■ Task instructions ■
Figure out how many lines of the material below contain the word "right". Answer with the number only.

(Recorded data)
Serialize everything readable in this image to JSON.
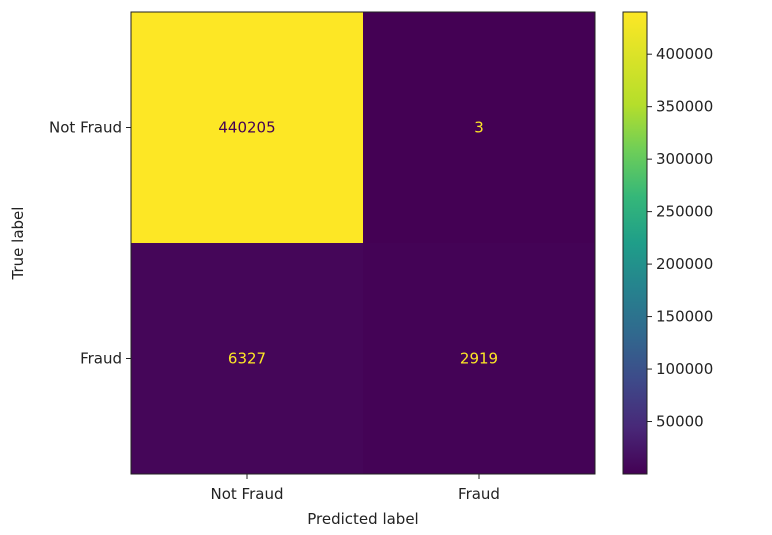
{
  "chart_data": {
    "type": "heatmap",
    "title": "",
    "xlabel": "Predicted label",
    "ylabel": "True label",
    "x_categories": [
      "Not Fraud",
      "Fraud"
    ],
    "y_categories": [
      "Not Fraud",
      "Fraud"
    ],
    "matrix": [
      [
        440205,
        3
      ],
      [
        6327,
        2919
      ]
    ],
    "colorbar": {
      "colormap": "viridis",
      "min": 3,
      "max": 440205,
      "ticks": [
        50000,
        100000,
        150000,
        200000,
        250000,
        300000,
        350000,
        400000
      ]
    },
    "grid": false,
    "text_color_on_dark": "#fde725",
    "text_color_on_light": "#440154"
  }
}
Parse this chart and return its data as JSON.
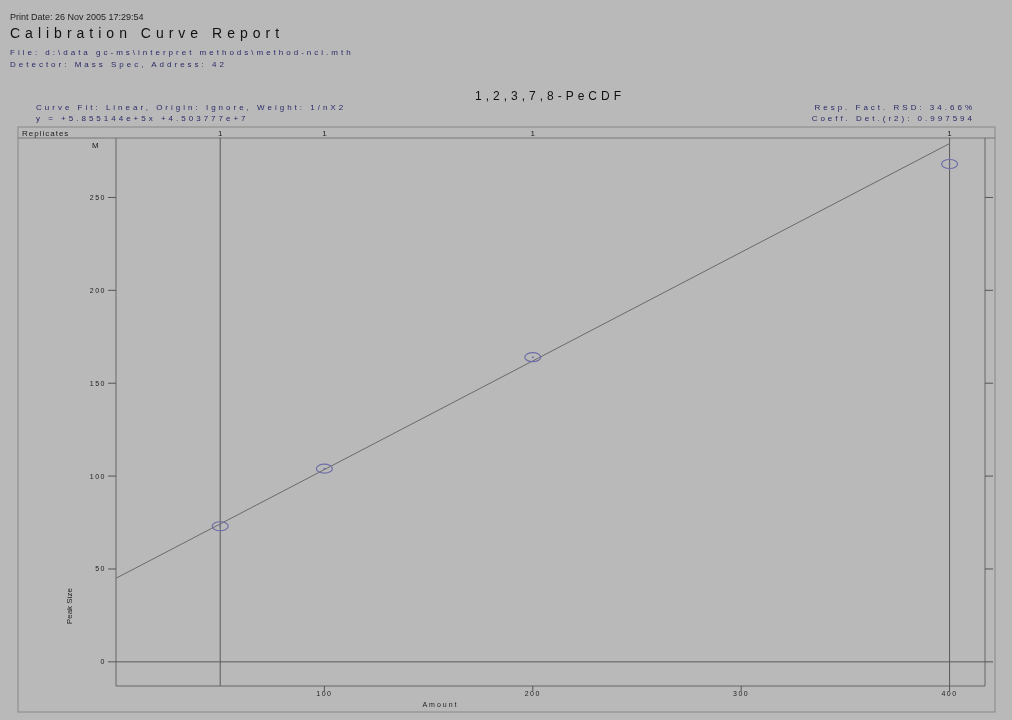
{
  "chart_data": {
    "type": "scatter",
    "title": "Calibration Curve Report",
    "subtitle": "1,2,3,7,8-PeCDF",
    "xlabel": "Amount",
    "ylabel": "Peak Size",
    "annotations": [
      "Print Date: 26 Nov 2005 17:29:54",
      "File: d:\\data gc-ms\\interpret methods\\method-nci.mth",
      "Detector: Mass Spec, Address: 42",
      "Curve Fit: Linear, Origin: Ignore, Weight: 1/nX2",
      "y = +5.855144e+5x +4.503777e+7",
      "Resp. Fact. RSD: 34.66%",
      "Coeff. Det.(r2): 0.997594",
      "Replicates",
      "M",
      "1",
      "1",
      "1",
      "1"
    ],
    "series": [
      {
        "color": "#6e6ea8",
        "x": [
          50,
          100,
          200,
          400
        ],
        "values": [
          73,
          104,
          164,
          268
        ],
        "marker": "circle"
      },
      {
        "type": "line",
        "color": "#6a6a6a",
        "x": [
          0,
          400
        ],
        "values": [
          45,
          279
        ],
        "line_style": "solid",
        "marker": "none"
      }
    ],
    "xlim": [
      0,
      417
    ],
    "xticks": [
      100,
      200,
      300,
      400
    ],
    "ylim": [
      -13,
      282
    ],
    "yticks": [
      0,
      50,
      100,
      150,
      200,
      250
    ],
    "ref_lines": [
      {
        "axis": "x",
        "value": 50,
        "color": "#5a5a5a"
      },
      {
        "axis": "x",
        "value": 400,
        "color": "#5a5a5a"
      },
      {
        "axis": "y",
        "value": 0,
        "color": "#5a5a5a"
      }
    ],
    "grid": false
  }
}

---

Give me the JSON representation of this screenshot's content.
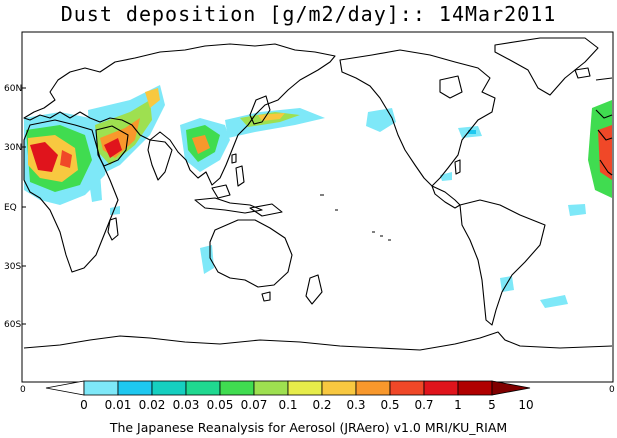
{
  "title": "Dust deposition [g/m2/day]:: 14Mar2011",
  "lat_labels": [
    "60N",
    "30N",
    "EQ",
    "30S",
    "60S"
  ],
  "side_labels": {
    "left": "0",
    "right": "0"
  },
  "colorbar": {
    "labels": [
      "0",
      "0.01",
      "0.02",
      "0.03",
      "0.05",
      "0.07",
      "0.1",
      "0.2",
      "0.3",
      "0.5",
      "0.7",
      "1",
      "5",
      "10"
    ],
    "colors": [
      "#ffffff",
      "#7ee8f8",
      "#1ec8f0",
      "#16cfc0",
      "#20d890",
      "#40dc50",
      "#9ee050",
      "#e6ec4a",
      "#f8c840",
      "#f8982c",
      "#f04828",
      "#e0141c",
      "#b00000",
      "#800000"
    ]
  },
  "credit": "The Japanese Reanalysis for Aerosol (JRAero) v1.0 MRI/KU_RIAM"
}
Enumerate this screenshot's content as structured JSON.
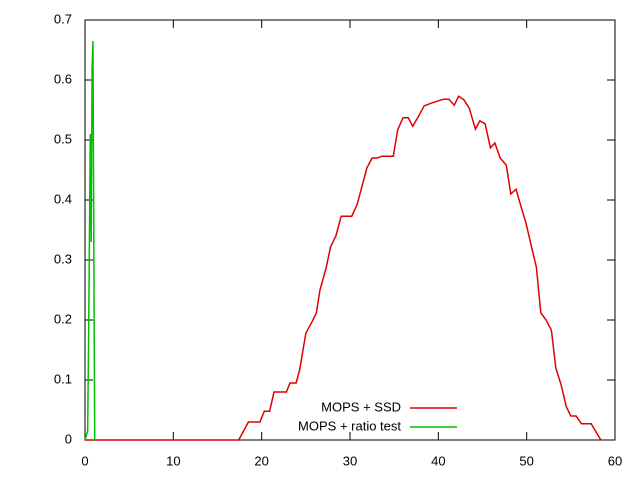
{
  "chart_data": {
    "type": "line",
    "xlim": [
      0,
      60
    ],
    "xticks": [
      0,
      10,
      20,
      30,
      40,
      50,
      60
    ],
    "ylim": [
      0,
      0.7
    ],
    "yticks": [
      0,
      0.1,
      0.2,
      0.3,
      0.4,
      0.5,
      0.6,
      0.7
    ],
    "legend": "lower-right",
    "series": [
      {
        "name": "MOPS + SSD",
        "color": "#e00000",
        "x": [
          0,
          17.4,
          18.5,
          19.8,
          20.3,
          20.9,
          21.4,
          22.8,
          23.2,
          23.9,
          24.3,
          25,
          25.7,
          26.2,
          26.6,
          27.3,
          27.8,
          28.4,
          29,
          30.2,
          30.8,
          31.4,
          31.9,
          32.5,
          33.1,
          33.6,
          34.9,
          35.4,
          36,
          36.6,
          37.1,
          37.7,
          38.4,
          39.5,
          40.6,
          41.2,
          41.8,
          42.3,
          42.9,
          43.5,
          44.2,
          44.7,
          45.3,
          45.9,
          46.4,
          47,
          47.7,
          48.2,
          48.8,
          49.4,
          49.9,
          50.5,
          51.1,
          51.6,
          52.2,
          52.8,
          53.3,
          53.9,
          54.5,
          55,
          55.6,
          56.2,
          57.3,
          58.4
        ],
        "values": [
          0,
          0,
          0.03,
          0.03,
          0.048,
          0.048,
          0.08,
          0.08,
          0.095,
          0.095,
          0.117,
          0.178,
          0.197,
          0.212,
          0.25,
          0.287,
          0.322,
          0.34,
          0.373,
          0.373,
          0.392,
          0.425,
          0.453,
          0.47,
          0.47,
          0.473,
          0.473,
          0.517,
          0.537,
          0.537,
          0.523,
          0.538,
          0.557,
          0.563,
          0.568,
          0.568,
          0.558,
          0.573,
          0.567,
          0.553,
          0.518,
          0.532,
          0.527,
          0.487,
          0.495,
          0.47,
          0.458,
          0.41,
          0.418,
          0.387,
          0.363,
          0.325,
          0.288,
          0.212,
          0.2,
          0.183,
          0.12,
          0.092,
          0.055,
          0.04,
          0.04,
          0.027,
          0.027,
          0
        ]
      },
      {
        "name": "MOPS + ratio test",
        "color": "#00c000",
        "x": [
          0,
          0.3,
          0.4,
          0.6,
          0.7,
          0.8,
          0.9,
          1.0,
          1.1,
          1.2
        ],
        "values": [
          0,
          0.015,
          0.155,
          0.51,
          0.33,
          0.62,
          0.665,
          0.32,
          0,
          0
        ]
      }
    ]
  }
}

...

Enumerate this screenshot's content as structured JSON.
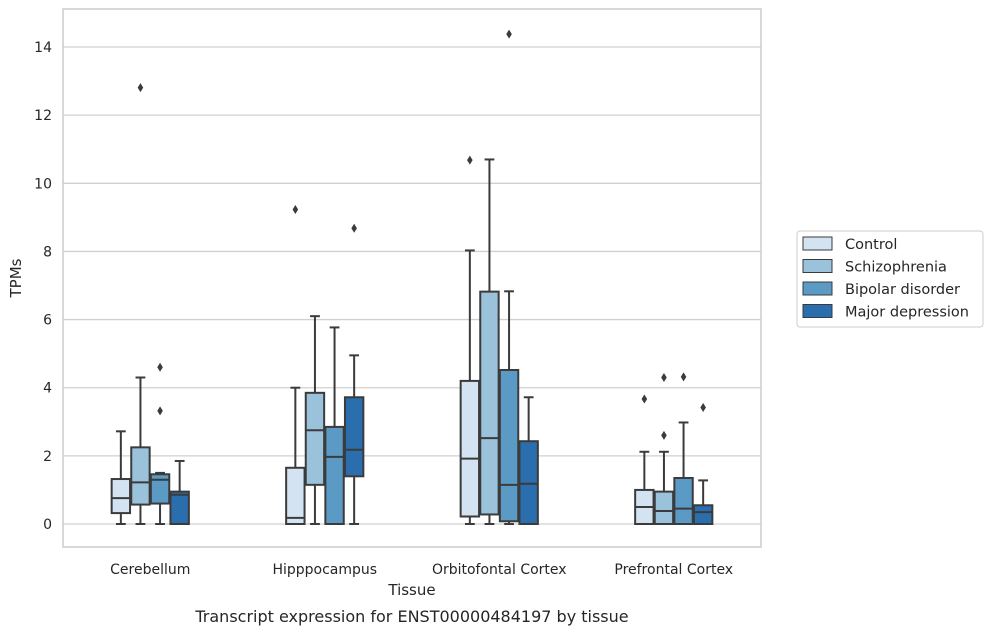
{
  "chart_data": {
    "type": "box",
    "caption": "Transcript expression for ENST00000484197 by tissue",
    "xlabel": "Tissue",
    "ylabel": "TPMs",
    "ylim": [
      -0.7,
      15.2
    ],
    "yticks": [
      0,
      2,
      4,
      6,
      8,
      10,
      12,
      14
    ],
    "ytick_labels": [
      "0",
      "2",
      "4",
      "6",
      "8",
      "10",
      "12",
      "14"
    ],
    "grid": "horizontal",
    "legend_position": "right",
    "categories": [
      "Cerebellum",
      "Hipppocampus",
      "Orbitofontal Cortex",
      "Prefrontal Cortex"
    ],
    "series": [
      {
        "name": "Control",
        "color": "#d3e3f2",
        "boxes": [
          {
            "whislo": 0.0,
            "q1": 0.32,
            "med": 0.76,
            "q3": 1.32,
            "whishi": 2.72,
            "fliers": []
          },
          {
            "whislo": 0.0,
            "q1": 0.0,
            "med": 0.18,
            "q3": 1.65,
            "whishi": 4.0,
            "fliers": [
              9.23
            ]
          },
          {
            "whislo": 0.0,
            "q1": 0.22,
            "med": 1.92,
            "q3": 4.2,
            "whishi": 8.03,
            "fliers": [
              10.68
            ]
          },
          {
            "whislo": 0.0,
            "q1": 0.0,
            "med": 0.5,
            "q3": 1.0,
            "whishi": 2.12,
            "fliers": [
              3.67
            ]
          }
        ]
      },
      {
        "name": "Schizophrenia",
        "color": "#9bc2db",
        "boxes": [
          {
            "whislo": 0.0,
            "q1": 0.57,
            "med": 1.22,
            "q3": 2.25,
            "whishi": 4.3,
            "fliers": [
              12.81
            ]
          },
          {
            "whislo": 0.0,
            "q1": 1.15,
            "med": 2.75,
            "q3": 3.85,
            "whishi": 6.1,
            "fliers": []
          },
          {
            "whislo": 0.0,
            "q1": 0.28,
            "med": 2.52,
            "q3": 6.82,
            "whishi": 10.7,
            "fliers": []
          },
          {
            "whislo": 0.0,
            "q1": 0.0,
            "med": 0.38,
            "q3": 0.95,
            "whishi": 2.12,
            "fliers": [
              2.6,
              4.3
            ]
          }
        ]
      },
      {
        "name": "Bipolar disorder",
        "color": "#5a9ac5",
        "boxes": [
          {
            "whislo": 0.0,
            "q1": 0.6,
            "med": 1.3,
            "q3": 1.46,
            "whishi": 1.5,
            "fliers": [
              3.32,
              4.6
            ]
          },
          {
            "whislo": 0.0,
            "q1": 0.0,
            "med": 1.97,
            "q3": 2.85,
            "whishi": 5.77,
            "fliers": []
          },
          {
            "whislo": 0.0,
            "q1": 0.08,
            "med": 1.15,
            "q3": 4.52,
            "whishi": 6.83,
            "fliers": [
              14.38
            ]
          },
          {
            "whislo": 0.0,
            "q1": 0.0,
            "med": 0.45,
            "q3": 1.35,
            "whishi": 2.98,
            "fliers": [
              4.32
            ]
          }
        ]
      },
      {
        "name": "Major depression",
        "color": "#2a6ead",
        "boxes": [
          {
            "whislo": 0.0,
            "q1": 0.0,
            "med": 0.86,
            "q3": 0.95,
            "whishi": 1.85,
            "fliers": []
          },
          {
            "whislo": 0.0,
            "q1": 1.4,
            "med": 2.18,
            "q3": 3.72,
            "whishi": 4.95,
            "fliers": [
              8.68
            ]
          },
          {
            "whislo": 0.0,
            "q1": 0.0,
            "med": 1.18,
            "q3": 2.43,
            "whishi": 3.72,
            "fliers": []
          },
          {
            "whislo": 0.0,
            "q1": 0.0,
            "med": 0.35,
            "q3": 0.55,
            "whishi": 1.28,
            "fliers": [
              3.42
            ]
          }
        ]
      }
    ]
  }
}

■ Exercise answer ■
3